Text provided START
The TL;DR is that if you have overload signatures for a function that takes a variable number of (initial) arguments, the ordering of the signatures matters in a way that is not obvious. And the ‘simplest’ signature should be placed first.

The types I was working with were in RxJS, but to keep things general let’s use an example that combines a bunch of arrays in some way, like this:

const result = combine(["a", "b"], [1, 2]);

The combine function will take elements from each of the input arrays that are passed — the caller can pass as many as is necessary — and will return an array containing the combined elements. (How they are combined doesn’t matter; we’re only interested in the types.)

combine could be typed like this:

type Inputs<Elements> = {
  [Key in keyof Elements]: readonly Elements[Key][];
};

declare function combine<Elements extends unknown[]>(
  ...inputs: [...Inputs<Elements>]
): Elements[number][];

Without going into too much detail, Inputs is mapped type that maps a tuple of element types to a tuple of read-only arrays — for the input array parameters — like this:

type Mapped = Inputs<[string, number]>;
// [readonly string[], readonly number[]];

And the element type of the returned array is obtained — from the Elements type parameter — using this mechanism:

type Element0 = [string, number][0];
// string

type Element1 = [string, number][1];
// number

type All = [string, number][number];// string | number

With the signature declared like this, the return value’s type is inferred correctly:

const result = combine(["a", "b"], [1, 2]);
// (string | number)[]

Let’s say the combine function can also be passed a count to specify how many elements at a time should be taken from each input array. We can add an overload signature like this:

declare function combine<Elements extends unknown[]>(  ...inputsAndCount: [...Inputs<Elements>, number]): Elements[number][];declare function combine<Elements extends unknown[]>(
  ...inputs: [...Inputs<Elements>]
): Elements[number][];

With these signatures, the return value’s type is still inferred correctly:

const result = combine(["a", "b"], [1, 2], 2);
// (string | number)[]

Let’s say we add another overload signature that allows the direction of the combination to be specified:

declare function combine<Elements extends unknown[]>(  ...inputsAndCountAndDir: [...Inputs<Elements>, number, "left" | "right"]): Elements[number][];declare function combine<Elements extends unknown[]>(
  ...inputsAndCount: [...Inputs<Elements>, number]
): Elements[number][];
declare function combine<Elements extends unknown[]>(
  ...inputs: [...Inputs<Elements>]
): Elements[number][];

With these signatures, the return value’s type is inferred correctly for this usage:

const result = combine(["a", "b"], [1, 2], 2, "right");
// (string | number)[]

However, there is a problem. If combine is passed only a single input array, the return value’s type is not inferred correctly:

const result = combine(["a", "b"]);
// unknown[]

This doesn’t make much sense. The only overload signature that should be matched is the last one.
Text provided END
* [Task directions]
List every type alias that the overload-ordering text declares with the type keyword.
Supplied data START
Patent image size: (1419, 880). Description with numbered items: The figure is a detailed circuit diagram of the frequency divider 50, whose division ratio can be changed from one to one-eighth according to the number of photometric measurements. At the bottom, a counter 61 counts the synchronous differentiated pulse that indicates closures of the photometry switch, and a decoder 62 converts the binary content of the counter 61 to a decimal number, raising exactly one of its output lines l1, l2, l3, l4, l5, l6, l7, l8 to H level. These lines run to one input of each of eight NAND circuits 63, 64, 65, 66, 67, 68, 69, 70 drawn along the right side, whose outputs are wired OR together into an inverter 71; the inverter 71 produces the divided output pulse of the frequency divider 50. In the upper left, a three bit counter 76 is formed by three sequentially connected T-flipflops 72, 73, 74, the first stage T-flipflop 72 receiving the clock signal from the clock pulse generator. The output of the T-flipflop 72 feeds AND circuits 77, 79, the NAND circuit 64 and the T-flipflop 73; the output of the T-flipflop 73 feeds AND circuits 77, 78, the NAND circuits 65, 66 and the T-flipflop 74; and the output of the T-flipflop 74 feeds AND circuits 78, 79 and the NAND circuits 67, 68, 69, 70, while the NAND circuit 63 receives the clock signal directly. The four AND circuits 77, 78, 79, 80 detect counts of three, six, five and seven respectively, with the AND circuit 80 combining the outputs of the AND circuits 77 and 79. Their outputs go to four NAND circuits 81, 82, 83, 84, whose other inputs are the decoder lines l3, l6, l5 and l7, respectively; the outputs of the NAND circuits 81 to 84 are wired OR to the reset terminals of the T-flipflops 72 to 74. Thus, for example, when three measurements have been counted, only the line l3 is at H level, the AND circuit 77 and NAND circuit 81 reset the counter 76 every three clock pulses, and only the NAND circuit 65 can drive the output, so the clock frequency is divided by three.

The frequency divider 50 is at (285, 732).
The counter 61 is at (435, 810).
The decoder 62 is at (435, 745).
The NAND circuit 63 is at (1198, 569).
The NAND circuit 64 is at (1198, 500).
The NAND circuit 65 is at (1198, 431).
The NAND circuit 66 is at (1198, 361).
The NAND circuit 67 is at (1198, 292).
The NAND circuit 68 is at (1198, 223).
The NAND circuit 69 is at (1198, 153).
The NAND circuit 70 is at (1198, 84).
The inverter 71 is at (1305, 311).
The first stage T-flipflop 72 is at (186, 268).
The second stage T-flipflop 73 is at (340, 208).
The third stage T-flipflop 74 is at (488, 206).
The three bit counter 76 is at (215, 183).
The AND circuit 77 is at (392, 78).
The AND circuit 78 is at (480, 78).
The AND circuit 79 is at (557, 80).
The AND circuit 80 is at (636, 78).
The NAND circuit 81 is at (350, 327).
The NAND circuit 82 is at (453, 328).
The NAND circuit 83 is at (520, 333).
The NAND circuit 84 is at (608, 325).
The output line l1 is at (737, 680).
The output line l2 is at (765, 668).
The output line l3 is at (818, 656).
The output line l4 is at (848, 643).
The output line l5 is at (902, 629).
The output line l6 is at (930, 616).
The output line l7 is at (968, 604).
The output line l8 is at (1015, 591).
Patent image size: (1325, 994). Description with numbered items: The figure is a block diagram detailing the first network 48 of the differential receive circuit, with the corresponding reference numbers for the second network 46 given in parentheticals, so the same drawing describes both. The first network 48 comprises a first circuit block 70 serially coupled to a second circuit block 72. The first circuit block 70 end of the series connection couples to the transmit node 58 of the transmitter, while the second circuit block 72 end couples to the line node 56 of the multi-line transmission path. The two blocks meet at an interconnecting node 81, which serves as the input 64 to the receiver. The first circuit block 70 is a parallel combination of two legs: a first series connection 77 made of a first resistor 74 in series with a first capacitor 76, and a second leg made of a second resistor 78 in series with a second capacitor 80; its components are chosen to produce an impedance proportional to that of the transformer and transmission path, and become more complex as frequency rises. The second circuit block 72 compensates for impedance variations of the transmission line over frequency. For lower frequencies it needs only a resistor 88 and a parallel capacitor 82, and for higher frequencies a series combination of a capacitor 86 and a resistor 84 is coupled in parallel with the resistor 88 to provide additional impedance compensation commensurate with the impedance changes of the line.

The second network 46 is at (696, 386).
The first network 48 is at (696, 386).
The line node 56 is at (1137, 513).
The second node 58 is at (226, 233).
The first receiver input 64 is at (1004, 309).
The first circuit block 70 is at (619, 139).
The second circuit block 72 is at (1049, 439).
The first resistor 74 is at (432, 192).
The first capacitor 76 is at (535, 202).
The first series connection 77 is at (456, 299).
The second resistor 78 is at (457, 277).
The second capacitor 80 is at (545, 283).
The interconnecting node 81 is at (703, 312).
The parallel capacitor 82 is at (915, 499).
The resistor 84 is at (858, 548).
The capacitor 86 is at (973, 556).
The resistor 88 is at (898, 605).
Supplied data END
* [Exercise output]
Inputs, Mapped, Element0, Element1, All